> Esercizio A: Trascrivi fedelmente il brano dell'estratto della pagina da "La grande sfida" a "ciascuno di loro.".
> Esercizio B:
Rispondi brevemente, basandoti sull'estratto della pagina:
(i) qual è il regalo più prezioso che gli adulti possono fare a ogni essere umano in crescita?
(ii) quale teoria di Gardner viene citata?
(iii) a quale anno risale la citazione di Gardner?

> Estratto della pagina:
———

OPPORTUNITA’ OD OSTACOLO?

La grande sfida e responsabilità ma anche privilegio che abbiamo noi adulti (genitori od educatori), nell’epressione del nostro ruolo, risiede nell’ impegnarci a cogliere l’essenza dei bambini o ragazzi che la vita ci affida,  poichè è in questo che si svolge il nostro fondamentale compito: essere un’opportunità, oltre che una guida, per ciascuno di loro.

Ogni essere umano in crescita è una terra da scoprire ed imparare a conoscere, giorno dopo giorno, portatore di bisogni, aspettative, e aspetti personali in continuo cambiamento ed il regalo più prezioso che possiamo fargli/le a è quello di essere riconosciuto ed apprezzato per ciò che è: a partire da questo, infatti, sarà possibile per lui/lei esprimere il proprio potenziale, e cosa c’è di più importante che dare voce alla propria unicità?  

Questo vale per ogni essere umano, e prima il bambino ha la possibilità di sperimentarlo e più facilmente potrà sviluppare fiducia in sè stesso e verso la vita.

Grazie al contributo degli studi psicologici, e in particolare della teroria delle intelligenze multiple di Gardner (tale per cui l’intelligneza si manifesta in diversi ambiti, quali: l’intelligenza linguistica, matematica, spaziale, musicale, cinestetica corporea,intrapersonale, interpersonale enaturalistica) è patrimonio comune il fatto che ogni persona, quindi ogni bambino, esprime un’intelligenza che presenta proprie caratteristiche, data anche dal modo con il quale queste dialogano tra loro, come ci indicano le parole dello stesso autore:

non esistono due persone che abbiano esattamente la stessa combinazione di intelligenze. Qualcuno è più forte nell’intelligenza linguistica, qualcuno in quella spaziale. Anche il modo in cui combiniamo le intelligenze o non le combiniamo è differente fra le persone.” (Gardner, 1997).

———

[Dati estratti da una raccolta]
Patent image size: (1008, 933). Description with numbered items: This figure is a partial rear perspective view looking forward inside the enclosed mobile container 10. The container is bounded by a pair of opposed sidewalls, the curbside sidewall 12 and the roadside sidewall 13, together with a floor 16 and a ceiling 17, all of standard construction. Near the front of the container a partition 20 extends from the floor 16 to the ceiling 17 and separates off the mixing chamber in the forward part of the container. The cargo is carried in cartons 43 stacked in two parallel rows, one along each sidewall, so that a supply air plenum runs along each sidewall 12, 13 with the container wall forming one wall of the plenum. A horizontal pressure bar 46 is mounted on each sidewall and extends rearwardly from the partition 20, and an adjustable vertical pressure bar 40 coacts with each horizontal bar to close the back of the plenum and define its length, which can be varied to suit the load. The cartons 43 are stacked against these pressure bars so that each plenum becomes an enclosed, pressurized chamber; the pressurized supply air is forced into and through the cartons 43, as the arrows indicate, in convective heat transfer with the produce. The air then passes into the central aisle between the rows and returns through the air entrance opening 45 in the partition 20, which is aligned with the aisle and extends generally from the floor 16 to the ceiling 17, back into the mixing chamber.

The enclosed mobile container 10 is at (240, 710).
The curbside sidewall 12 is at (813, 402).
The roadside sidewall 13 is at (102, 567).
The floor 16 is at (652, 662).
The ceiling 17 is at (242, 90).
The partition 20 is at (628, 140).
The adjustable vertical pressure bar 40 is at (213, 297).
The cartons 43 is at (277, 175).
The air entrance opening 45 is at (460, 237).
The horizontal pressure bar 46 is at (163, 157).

———

> Soluzione A:
La grande sfida e responsabilità ma anche privilegio che abbiamo noi adulti (genitori od educatori), nell’epressione del nostro ruolo, risiede nell’ impegnarci a cogliere l’essenza dei bambini o ragazzi che la vita ci affida,  poichè è in questo che si svolge il nostro fondamentale compito: essere un’opportunità, oltre che una guida, per ciascuno di loro.

> Soluzione B:
(i) Essere riconosciuto ed apprezzato per ciò che è.
(ii) La teoria delle intelligenze multiple.
(iii) Al 1997.